I recently read a piece discussing how Brazilian jiujitsu ("BJJ") is threatening to dominate the underground female wrestling video industry.  The claim implied that technical styles of grappling are not as interesting or, one can infer, not as sexy as instinctive, untrained squeezing and pressing.

Sure, I can definitely see that.  Raw passions, innocent risk-taking, and wild fury may very well have greater appeal for an underground audience than sportsman-like chess playing.  It was implied that it is better to see untrained ladies performing hard, strenuous wrestling than experienced grapplers on the mats together.  Indeed, one can see the appeal, surely.  However, we need to consider a few things before we can move on.

Firstly, from a production stand-point, unbridled, untrained, "anything goes" is like playing Russian roulette when it comes to competitive underground wrestling.  How long will it be before one wrestler turns the wrong way while in an incidental lock, before another gets her neck cranked in a headlock, before too much random leg tangling leads to the loss of a knee ligament... All is well and good, until injury happens.  And when bad injuries occur in the underground, some really bad feelings can result.

But training and experience can greatly reduce the number of accidental, ignorance-based injuries.  For one, wrestlers will be less likely to attempt potentially self-damaging movements (I keep thinking of forcefully spinning the wrong way out of a heel hook - which can potentially happen incidentally).  Furthermore, the wrestler will be more likely to immediately realize when she or her opponent are in a potentially damaging situation or position, and she will be able to adjust for safety.

But I risk digression here.  I just deleted a bunch of technical digression, actually.  Back to the topic at hand.

○ ○ ○ ○ ○ ○ ○

> JOBS:
**a.** Please copy the entries below word for word, from the first entry through the line holding "paint-icon[interactable] (489, 743, 509, 763)", with both ends included.
**b.** Go on with the wrestling essay from where it stops.

> RECORDS PROVIDED:
○ ○ ○ ○ ○ ○ ○

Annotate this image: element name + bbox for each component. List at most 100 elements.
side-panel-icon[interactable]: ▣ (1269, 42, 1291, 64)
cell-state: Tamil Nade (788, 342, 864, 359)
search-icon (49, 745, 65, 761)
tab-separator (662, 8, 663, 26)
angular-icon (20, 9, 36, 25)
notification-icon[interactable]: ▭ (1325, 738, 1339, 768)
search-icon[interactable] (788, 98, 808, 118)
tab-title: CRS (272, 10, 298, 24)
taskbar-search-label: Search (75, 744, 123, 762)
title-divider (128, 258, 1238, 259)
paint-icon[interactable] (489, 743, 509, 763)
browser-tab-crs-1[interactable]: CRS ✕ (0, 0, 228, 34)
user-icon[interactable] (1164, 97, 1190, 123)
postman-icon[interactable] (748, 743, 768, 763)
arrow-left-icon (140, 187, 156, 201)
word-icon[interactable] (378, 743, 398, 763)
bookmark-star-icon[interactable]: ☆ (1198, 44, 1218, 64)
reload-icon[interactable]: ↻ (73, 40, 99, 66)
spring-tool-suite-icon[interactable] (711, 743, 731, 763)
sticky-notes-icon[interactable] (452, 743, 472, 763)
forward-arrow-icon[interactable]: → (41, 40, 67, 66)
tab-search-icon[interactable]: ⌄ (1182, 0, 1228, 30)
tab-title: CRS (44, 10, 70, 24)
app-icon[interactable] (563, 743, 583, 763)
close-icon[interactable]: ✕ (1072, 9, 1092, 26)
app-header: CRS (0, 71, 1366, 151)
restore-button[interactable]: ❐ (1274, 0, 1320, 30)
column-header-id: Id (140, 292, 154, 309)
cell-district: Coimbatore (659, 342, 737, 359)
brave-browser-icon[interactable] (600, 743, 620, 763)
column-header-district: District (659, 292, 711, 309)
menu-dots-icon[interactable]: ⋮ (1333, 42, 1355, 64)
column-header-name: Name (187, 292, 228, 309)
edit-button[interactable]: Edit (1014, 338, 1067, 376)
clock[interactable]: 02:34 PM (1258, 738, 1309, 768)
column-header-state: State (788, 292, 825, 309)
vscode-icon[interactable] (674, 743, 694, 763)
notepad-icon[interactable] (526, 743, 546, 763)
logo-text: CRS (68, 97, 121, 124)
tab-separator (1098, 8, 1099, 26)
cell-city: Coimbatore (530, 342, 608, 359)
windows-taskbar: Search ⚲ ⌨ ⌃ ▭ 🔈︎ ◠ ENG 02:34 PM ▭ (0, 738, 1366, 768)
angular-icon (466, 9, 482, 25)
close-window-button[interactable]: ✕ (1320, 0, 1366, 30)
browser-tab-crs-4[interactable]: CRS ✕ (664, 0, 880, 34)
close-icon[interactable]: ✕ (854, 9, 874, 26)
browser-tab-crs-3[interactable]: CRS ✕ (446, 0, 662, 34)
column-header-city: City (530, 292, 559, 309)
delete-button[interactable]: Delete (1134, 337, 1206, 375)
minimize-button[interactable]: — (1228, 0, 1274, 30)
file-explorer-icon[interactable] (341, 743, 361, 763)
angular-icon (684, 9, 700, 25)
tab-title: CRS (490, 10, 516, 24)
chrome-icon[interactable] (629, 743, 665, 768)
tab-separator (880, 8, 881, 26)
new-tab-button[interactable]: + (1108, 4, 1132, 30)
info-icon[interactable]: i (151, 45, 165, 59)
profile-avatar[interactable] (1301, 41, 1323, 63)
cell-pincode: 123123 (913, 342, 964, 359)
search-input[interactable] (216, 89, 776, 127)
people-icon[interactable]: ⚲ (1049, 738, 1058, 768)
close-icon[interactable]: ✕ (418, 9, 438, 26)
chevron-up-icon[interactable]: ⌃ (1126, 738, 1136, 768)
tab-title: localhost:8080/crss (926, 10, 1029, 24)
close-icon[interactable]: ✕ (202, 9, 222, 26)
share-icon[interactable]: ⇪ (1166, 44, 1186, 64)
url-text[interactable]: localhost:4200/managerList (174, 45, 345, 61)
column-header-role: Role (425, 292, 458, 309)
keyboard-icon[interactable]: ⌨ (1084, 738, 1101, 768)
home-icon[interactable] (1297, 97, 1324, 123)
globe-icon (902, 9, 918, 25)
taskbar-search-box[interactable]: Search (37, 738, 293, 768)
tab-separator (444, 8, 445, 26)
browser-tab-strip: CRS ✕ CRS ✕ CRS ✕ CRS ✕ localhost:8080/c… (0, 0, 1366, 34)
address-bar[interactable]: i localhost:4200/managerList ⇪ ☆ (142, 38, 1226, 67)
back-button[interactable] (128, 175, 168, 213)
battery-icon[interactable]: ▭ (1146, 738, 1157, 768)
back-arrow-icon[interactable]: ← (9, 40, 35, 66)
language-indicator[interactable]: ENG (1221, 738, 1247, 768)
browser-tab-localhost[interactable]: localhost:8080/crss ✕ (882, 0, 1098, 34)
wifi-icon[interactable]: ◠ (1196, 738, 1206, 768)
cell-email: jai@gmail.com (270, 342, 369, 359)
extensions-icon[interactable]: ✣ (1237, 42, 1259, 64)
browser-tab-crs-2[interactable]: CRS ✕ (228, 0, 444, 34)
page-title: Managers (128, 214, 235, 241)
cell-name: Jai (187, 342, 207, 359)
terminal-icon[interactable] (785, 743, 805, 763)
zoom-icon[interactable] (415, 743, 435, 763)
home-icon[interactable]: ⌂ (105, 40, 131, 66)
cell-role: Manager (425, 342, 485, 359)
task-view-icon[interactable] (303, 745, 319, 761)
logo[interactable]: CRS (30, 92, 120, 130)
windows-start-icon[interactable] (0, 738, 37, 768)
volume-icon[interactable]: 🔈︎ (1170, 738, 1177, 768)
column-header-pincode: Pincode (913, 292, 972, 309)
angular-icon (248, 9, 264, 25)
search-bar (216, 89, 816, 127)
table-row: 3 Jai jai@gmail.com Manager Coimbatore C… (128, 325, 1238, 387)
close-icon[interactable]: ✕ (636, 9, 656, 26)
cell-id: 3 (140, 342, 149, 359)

○ ○ ○ ○ ○ ○ ○

> RESPONSES TO THE TASKS:
**a.**
Annotate this image: element name + bbox for each component. List at most 100 elements.
side-panel-icon[interactable]: ▣ (1269, 42, 1291, 64)
cell-state: Tamil Nade (788, 342, 864, 359)
search-icon (49, 745, 65, 761)
tab-separator (662, 8, 663, 26)
angular-icon (20, 9, 36, 25)
notification-icon[interactable]: ▭ (1325, 738, 1339, 768)
search-icon[interactable] (788, 98, 808, 118)
tab-title: CRS (272, 10, 298, 24)
taskbar-search-label: Search (75, 744, 123, 762)
title-divider (128, 258, 1238, 259)
paint-icon[interactable] (489, 743, 509, 763)

**b.**
The Conflict of Style

I have seen these comments time and time again.  To paraphrase: No one fights "Old School" anymore!  The women are using grappling styles that are too efficient!  Scissors and smothers are being defeated by new-fangled grapple-y techniques in "open" underground competition.

Some people long for the good old days, before submission grappling schools became ubiquitous and when underground wrestlers relied on trial-and-error in the moment.  What's a quick and easy way to cause pain?  Scissoring with your legs.  What's a quick and easy way to cause discomfort?  Smothering the opponent's face.  Untrained wrestlers can find these techniques quickly and easily, and against other untrained wrestlers these attacks can be quite effective.  They are universally accessible.

Indeed, when I first tried underground wrestling many years ago, I submitted someone by front body scissors, just on instinct.

But these easily accessible techniques are also easily countered.  As people are inclined to do, wrestlers sought ways to overcome these obstacles.

In the 1990s, on the "mainstream" stage, we saw the emergence of the Ultimate Fighting Championship (UFC).  In the early UFC, we saw representatives from different martial arts come together to fight in "mixed martial arts" competition.  The early events were dominated by the representative for Brazilian jiujitsu, Royce Gracie.  As a result, BJJ grew tremendously in popularity, often championed as a way for a smaller/weaker opponent to overcome an untrained larger/stronger opponent.

Over time, BJJ schools grew in number, branching out across the nation and the world, and providing opportunities for adults to learn an efficient grappling martial art.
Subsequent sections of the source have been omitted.